- [Extracted entries]
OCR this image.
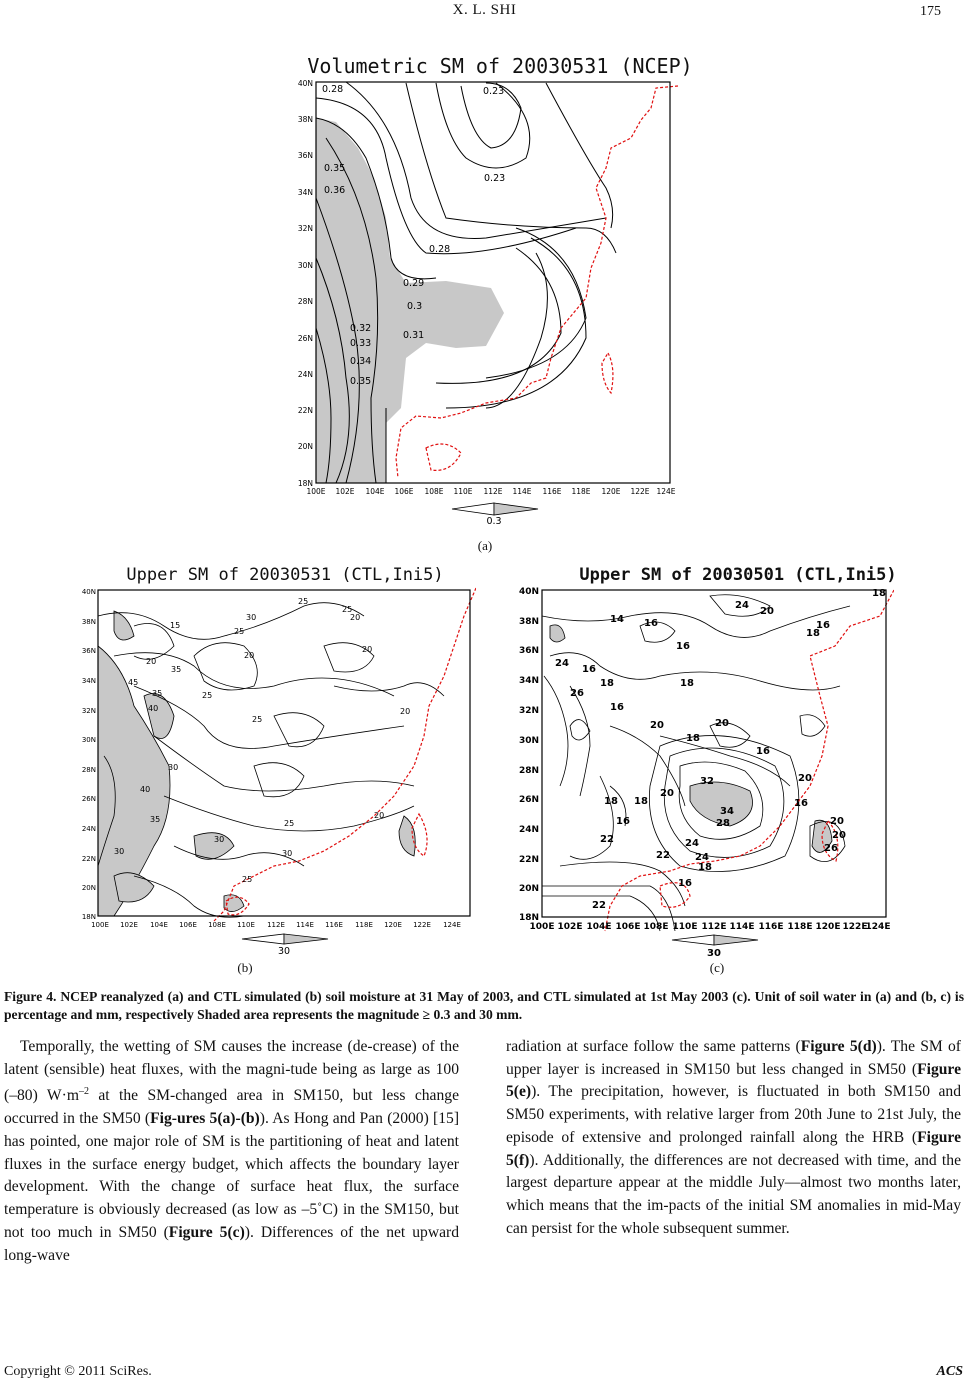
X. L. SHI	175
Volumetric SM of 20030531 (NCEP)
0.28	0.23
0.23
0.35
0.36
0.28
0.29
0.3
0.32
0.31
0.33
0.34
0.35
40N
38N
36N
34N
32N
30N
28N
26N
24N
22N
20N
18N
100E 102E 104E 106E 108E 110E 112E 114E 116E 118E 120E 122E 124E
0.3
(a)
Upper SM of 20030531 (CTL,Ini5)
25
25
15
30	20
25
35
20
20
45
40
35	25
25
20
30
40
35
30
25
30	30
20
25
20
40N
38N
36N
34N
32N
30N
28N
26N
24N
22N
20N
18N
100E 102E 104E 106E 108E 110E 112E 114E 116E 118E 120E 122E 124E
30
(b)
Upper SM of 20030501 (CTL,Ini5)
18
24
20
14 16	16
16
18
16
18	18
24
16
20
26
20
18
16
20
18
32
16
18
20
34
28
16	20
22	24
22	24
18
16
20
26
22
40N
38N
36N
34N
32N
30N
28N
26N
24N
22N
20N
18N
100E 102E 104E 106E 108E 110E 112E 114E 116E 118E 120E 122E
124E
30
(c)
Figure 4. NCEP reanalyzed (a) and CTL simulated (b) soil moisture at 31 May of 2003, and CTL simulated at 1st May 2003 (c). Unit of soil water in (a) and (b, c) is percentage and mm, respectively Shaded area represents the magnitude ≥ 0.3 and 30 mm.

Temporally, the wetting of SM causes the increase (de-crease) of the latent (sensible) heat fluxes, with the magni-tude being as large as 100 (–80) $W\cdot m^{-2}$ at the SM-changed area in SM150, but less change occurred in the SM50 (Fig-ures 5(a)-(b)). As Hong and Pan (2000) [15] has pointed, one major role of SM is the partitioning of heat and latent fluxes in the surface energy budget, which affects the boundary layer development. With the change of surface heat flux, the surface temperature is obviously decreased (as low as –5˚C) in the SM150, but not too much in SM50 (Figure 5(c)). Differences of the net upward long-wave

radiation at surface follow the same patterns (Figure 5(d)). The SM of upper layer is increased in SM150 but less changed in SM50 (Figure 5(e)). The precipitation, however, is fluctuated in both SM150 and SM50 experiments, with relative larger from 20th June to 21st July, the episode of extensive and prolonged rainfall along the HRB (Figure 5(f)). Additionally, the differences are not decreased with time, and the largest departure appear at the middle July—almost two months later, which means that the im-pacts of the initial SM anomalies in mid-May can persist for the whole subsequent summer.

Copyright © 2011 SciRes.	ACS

...

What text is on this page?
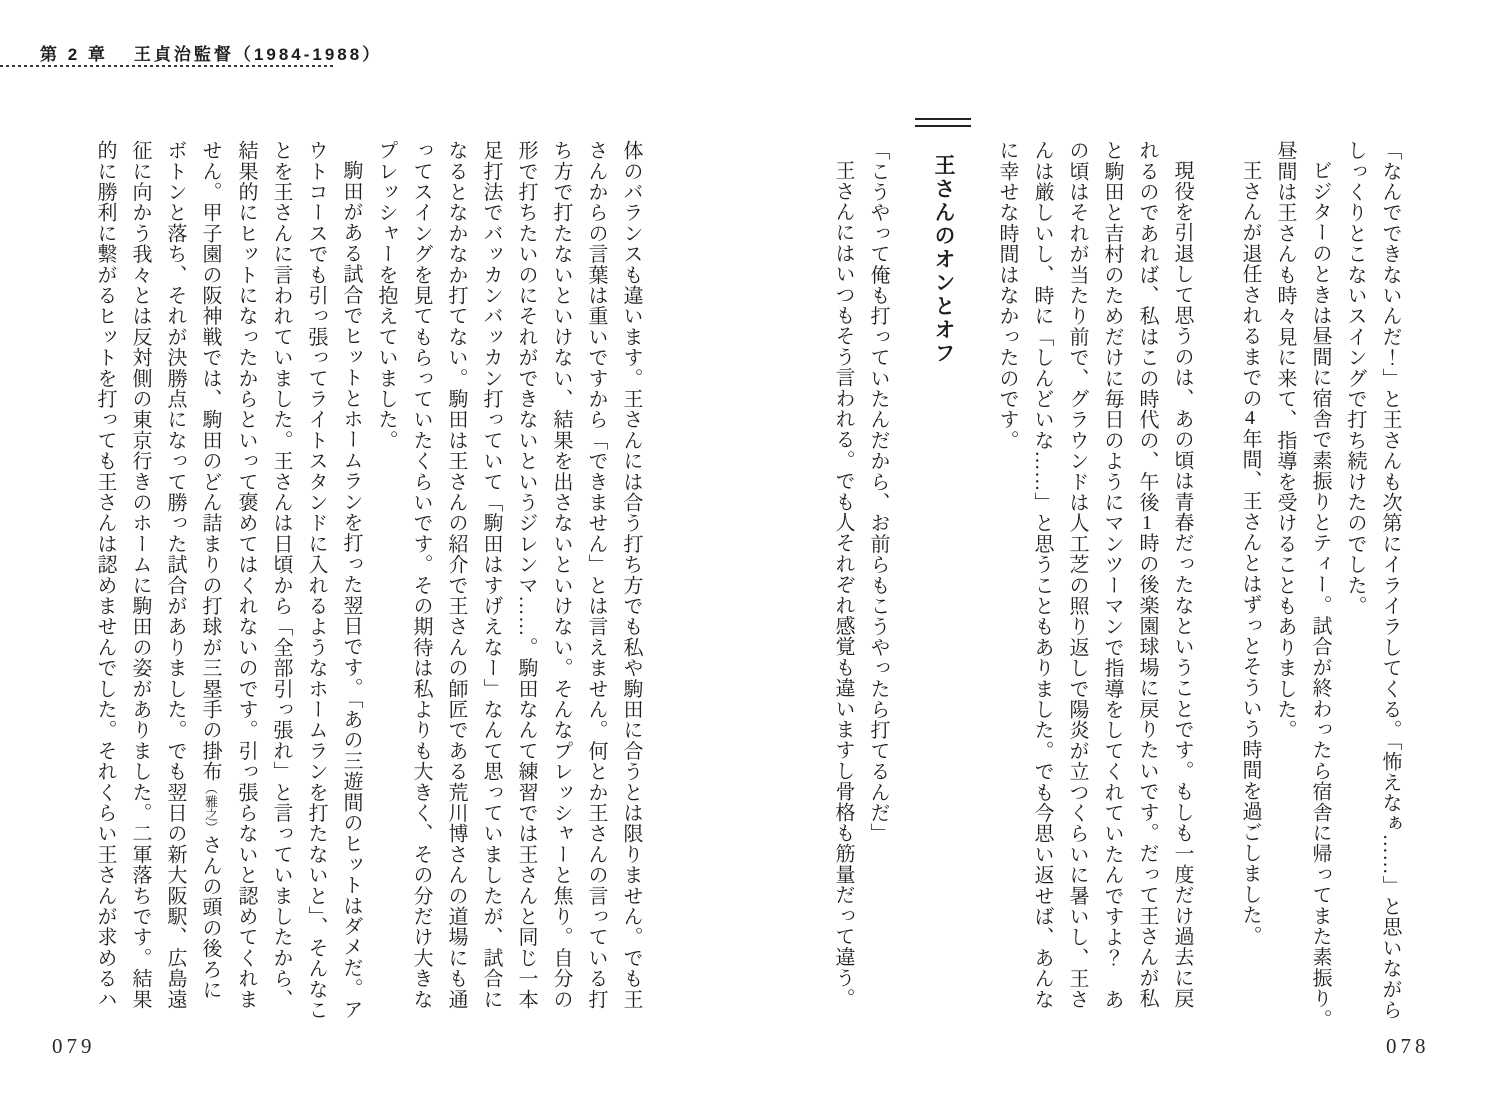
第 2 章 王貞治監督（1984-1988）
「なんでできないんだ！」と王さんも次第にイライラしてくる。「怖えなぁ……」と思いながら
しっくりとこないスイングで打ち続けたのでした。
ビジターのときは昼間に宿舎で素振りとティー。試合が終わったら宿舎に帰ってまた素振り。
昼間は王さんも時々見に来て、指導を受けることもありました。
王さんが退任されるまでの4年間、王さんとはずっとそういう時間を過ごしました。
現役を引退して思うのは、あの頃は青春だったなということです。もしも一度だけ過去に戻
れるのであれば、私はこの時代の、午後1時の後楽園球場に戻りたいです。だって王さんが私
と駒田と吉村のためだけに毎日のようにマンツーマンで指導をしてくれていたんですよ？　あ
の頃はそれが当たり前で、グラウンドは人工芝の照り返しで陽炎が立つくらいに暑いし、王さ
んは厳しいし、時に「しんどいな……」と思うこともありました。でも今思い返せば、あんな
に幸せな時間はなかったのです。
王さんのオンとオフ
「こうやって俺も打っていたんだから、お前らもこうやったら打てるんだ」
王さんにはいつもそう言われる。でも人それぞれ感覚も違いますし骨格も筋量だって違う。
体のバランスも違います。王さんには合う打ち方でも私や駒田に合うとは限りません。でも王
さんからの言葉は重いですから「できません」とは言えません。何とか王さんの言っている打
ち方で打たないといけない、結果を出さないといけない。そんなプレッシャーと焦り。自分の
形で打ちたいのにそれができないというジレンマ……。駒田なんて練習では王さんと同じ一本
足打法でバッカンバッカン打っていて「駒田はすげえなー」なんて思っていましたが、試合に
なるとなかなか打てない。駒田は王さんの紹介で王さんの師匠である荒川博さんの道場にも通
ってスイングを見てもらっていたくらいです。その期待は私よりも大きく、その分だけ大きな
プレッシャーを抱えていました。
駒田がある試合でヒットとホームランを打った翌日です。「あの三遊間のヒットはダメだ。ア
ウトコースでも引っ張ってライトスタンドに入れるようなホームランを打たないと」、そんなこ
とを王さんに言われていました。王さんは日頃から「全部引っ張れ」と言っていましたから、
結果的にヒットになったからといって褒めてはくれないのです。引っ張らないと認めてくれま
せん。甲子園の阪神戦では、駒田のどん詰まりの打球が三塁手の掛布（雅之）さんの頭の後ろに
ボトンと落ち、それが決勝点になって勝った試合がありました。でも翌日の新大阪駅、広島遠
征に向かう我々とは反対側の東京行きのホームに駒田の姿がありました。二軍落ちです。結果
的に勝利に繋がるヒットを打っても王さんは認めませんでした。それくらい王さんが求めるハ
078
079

...

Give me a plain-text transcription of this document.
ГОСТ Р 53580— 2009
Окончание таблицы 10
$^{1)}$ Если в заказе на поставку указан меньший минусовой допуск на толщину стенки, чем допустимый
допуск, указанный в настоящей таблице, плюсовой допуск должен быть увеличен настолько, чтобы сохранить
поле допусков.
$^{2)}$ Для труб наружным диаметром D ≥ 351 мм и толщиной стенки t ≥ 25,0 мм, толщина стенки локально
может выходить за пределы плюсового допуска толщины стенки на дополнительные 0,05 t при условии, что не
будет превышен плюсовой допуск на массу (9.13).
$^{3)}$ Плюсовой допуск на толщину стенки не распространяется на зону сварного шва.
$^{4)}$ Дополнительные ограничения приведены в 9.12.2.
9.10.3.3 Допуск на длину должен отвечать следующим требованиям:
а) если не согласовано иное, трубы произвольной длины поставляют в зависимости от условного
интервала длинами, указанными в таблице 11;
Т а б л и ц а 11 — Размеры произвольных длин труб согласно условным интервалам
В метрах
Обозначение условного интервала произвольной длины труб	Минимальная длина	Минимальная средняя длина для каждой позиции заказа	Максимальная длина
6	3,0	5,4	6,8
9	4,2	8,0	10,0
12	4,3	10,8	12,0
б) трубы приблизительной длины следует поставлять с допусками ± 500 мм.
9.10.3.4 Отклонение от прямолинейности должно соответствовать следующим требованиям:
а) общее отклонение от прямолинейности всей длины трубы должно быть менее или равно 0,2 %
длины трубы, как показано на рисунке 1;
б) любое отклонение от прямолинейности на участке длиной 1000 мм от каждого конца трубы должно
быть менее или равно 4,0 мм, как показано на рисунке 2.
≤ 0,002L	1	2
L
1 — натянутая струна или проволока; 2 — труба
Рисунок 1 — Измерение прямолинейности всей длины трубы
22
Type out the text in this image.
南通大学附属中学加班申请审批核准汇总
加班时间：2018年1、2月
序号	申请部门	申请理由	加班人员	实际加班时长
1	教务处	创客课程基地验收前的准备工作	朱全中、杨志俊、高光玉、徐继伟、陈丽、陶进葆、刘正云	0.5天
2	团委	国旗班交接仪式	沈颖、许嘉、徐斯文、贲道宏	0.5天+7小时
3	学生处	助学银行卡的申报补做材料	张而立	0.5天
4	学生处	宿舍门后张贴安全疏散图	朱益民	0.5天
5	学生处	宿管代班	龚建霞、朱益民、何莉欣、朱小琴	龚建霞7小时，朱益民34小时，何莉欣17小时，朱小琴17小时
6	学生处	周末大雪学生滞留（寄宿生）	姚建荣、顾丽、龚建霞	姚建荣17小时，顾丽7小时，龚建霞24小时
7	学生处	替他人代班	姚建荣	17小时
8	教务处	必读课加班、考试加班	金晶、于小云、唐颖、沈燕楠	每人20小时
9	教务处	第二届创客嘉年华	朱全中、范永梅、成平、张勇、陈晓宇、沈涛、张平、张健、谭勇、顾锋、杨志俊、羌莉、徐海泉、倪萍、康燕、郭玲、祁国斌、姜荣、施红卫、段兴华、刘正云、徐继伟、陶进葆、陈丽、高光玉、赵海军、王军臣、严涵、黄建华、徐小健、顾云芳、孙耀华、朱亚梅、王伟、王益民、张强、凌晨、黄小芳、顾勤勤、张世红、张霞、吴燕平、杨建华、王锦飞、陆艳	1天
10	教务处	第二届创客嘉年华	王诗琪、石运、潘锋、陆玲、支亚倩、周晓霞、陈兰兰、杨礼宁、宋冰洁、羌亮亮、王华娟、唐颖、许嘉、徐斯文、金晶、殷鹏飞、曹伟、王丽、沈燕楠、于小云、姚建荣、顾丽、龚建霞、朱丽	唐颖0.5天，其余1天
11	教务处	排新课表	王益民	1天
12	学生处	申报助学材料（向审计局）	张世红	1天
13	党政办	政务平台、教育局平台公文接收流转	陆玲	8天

- [Written instruction] Copy all lines from the material that contain "less".

- [Response]
Temporally, the wetting of SM causes the increase (de-crease) of the latent (sensible) heat fluxes, with the magni-tude being as large as 100 (–80) $W\cdot m^{-2}$ at the SM-changed area in SM150, but less change occurred in the SM50 (Fig-ures 5(a)-(b)). As Hong and Pan (2000) [15] has pointed, one major role of SM is the partitioning of heat and latent fluxes in the surface energy budget, which affects the boundary layer development. With the change of surface heat flux, the surface temperature is obviously decreased (as low as –5˚C) in the SM150, but not too much in SM50 (Figure 5(c)). Differences of the net upward long-wave
radiation at surface follow the same patterns (Figure 5(d)). The SM of upper layer is increased in SM150 but less changed in SM50 (Figure 5(e)). The precipitation, however, is fluctuated in both SM150 and SM50 experiments, with relative larger from 20th June to 21st July, the episode of extensive and prolonged rainfall along the HRB (Figure 5(f)). Additionally, the differences are not decreased with time, and the largest departure appear at the middle July—almost two months later, which means that the im-pacts of the initial SM anomalies in mid-May can persist for the whole subsequent summer.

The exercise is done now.